→ **TO DO**:
Repeat, line for line, the entries printed below.

→ **EXERCISE MATERIAL**:
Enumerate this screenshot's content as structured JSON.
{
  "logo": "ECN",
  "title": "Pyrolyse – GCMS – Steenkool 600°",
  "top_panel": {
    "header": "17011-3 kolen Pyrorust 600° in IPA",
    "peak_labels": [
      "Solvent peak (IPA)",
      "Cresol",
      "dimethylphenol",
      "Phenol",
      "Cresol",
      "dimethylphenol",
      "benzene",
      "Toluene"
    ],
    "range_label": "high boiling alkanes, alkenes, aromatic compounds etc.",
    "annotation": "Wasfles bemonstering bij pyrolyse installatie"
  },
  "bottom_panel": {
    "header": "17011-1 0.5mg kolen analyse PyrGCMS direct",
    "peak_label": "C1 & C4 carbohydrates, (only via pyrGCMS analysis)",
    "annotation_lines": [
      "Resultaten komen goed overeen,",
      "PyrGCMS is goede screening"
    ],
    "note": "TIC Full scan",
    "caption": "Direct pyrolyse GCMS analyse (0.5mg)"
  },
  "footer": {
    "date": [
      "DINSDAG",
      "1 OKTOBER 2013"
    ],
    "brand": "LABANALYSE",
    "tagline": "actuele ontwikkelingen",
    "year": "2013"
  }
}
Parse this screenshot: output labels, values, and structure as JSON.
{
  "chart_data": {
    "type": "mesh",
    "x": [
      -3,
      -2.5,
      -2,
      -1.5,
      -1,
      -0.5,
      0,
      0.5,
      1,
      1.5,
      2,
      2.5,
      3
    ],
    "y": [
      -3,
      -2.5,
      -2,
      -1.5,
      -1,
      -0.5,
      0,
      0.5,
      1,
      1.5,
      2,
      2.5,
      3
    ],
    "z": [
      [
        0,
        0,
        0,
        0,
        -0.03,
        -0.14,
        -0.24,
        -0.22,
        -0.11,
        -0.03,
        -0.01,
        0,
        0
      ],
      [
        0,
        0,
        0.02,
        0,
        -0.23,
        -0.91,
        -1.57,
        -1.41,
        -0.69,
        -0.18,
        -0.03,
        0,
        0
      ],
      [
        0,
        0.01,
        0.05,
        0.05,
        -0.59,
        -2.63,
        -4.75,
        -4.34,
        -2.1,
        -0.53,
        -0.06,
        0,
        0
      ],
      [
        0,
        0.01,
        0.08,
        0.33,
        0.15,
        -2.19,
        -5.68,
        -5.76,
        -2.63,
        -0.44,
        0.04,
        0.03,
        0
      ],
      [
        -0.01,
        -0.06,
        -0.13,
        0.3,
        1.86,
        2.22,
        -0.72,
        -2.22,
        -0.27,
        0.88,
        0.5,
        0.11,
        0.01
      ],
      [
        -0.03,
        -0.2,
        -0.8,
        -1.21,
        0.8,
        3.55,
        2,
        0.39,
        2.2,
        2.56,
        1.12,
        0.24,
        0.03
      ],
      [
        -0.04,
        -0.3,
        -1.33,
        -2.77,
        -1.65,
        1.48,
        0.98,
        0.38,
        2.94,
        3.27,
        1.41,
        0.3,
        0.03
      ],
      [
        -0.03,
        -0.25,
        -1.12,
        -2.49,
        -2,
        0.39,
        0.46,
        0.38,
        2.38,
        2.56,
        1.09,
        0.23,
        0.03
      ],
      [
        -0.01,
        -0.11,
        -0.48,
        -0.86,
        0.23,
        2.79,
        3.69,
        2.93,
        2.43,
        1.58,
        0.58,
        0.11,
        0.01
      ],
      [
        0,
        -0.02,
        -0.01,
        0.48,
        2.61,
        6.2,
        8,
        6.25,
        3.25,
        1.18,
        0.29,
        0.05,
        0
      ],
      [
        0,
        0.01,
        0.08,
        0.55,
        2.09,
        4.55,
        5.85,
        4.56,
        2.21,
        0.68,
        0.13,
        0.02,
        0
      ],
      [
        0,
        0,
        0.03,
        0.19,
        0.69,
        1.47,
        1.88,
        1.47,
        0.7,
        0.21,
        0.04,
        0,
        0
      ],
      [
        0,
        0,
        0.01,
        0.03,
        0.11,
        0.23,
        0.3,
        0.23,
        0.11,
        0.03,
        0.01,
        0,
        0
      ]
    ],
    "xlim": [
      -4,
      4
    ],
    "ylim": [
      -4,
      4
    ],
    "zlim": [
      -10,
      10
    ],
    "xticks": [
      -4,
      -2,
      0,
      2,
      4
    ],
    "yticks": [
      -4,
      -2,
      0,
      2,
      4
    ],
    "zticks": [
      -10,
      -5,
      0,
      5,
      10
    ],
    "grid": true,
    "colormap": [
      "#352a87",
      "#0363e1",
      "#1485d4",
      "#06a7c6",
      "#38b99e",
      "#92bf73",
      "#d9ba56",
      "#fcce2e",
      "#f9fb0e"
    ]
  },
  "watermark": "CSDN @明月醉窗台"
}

→ **EXPECTED OUTPUT**:
Enumerate this screenshot's content as structured JSON.
{
  "logo": "ECN",
  "title": "Pyrolyse – GCMS – Steenkool 600°",
  "top_panel": {
    "header": "17011-3 kolen Pyrorust 600° in IPA",
    "peak_labels": [
      "Solvent peak (IPA)",
      "Cresol",
      "dimethylphenol",
      "Phenol",
      "Cresol",
      "dimethylphenol",
      "benzene",
      "Toluene"
    ],
    "range_label": "high boiling alkanes, alkenes, aromatic compounds etc.",
    "annotation": "Wasfles bemonstering bij pyrolyse installatie"
  },
  "bottom_panel": {
    "header": "17011-1 0.5mg kolen analyse PyrGCMS direct",
    "peak_label": "C1 & C4 carbohydrates, (only via pyrGCMS analysis)",
    "annotation_lines": [
      "Resultaten komen goed overeen,",
      "PyrGCMS is goede screening"
    ],
    "note": "TIC Full scan",
    "caption": "Direct pyrolyse GCMS analyse (0.5mg)"
  },
  "footer": {
    "date": [
      "DINSDAG",
      "1 OKTOBER 2013"
    ],
    "brand": "LABANALYSE",
    "tagline": "actuele ontwikkelingen",
    "year": "2013"
  }
}
Parse this screenshot: output labels, values, and structure as JSON.
{
  "chart_data": {
    "type": "mesh",
    "x": [
      -3,
      -2.5,
      -2,
      -1.5,
      -1,
      -0.5,
      0,
      0.5,
      1,
      1.5,
      2,
      2.5,
      3
    ],
    "y": [
      -3,
      -2.5,
      -2,
      -1.5,
      -1,
      -0.5,
      0,
      0.5,
      1,
      1.5,
      2,
      2.5,
      3
    ],
    "z": [
      [
        0,
        0,
        0,
        0,
        -0.03,
        -0.14,
        -0.24,
        -0.22,
        -0.11,
        -0.03,
        -0.01,
        0,
        0
      ],
      [
        0,
        0,
        0.02,
        0,
        -0.23,
        -0.91,
        -1.57,
        -1.41,
        -0.69,
        -0.18,
        -0.03,
        0,
        0
      ],
      [
        0,
        0.01,
        0.05,
        0.05,
        -0.59,
        -2.63,
        -4.75,
        -4.34,
        -2.1,
        -0.53,
        -0.06,
        0,
        0
      ],
      [
        0,
        0.01,
        0.08,
        0.33,
        0.15,
        -2.19,
        -5.68,
        -5.76,
        -2.63,
        -0.44,
        0.04,
        0.03,
        0
      ],
      [
        -0.01,
        -0.06,
        -0.13,
        0.3,
        1.86,
        2.22,
        -0.72,
        -2.22,
        -0.27,
        0.88,
        0.5,
        0.11,
        0.01
      ],
      [
        -0.03,
        -0.2,
        -0.8,
        -1.21,
        0.8,
        3.55,
        2,
        0.39,
        2.2,
        2.56,
        1.12,
        0.24,
        0.03
      ],
      [
        -0.04,
        -0.3,
        -1.33,
        -2.77,
        -1.65,
        1.48,
        0.98,
        0.38,
        2.94,
        3.27,
        1.41,
        0.3,
        0.03
      ],
      [
        -0.03,
        -0.25,
        -1.12,
        -2.49,
        -2,
        0.39,
        0.46,
        0.38,
        2.38,
        2.56,
        1.09,
        0.23,
        0.03
      ],
      [
        -0.01,
        -0.11,
        -0.48,
        -0.86,
        0.23,
        2.79,
        3.69,
        2.93,
        2.43,
        1.58,
        0.58,
        0.11,
        0.01
      ],
      [
        0,
        -0.02,
        -0.01,
        0.48,
        2.61,
        6.2,
        8,
        6.25,
        3.25,
        1.18,
        0.29,
        0.05,
        0
      ],
      [
        0,
        0.01,
        0.08,
        0.55,
        2.09,
        4.55,
        5.85,
        4.56,
        2.21,
        0.68,
        0.13,
        0.02,
        0
      ],
      [
        0,
        0,
        0.03,
        0.19,
        0.69,
        1.47,
        1.88,
        1.47,
        0.7,
        0.21,
        0.04,
        0,
        0
      ],
      [
        0,
        0,
        0.01,
        0.03,
        0.11,
        0.23,
        0.3,
        0.23,
        0.11,
        0.03,
        0.01,
        0,
        0
      ]
    ],
    "xlim": [
      -4,
      4
    ],
    "ylim": [
      -4,
      4
    ],
    "zlim": [
      -10,
      10
    ],
    "xticks": [
      -4,
      -2,
      0,
      2,
      4
    ],
    "yticks": [
      -4,
      -2,
      0,
      2,
      4
    ],
    "zticks": [
      -10,
      -5,
      0,
      5,
      10
    ],
    "grid": true,
    "colormap": [
      "#352a87",
      "#0363e1",
      "#1485d4",
      "#06a7c6",
      "#38b99e",
      "#92bf73",
      "#d9ba56",
      "#fcce2e",
      "#f9fb0e"
    ]
  },
  "watermark": "CSDN @明月醉窗台"
}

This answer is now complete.